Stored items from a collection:
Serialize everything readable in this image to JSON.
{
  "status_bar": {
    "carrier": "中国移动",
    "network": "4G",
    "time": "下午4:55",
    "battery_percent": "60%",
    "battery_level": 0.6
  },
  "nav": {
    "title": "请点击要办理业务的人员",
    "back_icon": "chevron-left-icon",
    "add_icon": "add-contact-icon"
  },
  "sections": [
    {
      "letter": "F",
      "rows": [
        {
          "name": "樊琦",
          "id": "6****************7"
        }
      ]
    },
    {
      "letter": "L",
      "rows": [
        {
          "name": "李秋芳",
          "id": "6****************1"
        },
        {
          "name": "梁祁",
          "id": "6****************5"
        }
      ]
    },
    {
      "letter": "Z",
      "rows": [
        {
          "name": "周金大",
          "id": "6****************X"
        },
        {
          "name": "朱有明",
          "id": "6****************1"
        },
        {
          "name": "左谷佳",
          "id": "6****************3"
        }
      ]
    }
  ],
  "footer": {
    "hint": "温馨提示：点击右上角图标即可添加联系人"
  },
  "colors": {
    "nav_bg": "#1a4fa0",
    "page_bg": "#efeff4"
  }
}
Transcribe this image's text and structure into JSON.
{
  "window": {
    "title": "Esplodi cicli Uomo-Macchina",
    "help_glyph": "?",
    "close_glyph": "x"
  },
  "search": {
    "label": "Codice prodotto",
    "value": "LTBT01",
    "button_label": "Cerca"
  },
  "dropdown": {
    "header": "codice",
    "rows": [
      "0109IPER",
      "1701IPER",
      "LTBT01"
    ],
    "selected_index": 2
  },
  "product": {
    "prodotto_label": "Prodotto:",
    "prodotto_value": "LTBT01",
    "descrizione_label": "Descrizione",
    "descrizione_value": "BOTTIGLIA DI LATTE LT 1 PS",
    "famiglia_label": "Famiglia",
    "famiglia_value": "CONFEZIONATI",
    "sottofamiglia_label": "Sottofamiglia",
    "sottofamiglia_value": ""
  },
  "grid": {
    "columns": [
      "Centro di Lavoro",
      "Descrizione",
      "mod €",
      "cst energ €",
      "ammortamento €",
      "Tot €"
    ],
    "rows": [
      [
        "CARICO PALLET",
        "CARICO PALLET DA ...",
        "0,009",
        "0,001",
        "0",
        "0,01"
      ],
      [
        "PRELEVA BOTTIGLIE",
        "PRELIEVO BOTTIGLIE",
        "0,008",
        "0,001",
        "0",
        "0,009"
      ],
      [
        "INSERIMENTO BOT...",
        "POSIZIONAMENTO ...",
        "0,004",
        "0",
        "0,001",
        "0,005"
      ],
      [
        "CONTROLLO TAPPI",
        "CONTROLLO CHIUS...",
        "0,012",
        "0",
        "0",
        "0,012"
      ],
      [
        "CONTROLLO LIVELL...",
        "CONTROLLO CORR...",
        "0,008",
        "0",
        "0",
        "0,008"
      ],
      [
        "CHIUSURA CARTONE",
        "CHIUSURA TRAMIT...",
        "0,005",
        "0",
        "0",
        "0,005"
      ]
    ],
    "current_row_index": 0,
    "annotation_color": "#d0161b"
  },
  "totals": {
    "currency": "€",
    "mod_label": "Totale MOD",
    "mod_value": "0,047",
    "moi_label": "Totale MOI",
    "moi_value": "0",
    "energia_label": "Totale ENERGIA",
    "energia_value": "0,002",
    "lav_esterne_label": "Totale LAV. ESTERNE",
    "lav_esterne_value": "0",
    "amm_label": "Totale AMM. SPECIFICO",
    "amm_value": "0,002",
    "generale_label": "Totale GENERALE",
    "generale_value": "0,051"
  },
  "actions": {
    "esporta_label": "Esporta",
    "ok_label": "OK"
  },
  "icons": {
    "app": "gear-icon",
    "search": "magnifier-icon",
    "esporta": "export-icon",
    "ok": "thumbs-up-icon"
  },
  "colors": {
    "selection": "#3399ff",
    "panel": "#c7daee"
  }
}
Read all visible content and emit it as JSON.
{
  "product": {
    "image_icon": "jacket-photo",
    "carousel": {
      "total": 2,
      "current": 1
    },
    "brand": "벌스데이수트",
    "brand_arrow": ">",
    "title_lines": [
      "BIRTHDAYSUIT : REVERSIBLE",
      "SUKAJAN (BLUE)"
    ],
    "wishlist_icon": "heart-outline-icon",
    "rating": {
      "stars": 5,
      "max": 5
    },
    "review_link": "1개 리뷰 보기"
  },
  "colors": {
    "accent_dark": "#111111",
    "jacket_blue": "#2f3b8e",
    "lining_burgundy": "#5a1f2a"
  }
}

:: Task description ::
Identify every line holding the word "Totale" and copy it out.

:: Answer to this task ::
    "mod_label": "Totale MOD",
    "moi_label": "Totale MOI",
    "energia_label": "Totale ENERGIA",
    "lav_esterne_label": "Totale LAV. ESTERNE",
    "amm_label": "Totale AMM. SPECIFICO",
    "generale_label": "Totale GENERALE",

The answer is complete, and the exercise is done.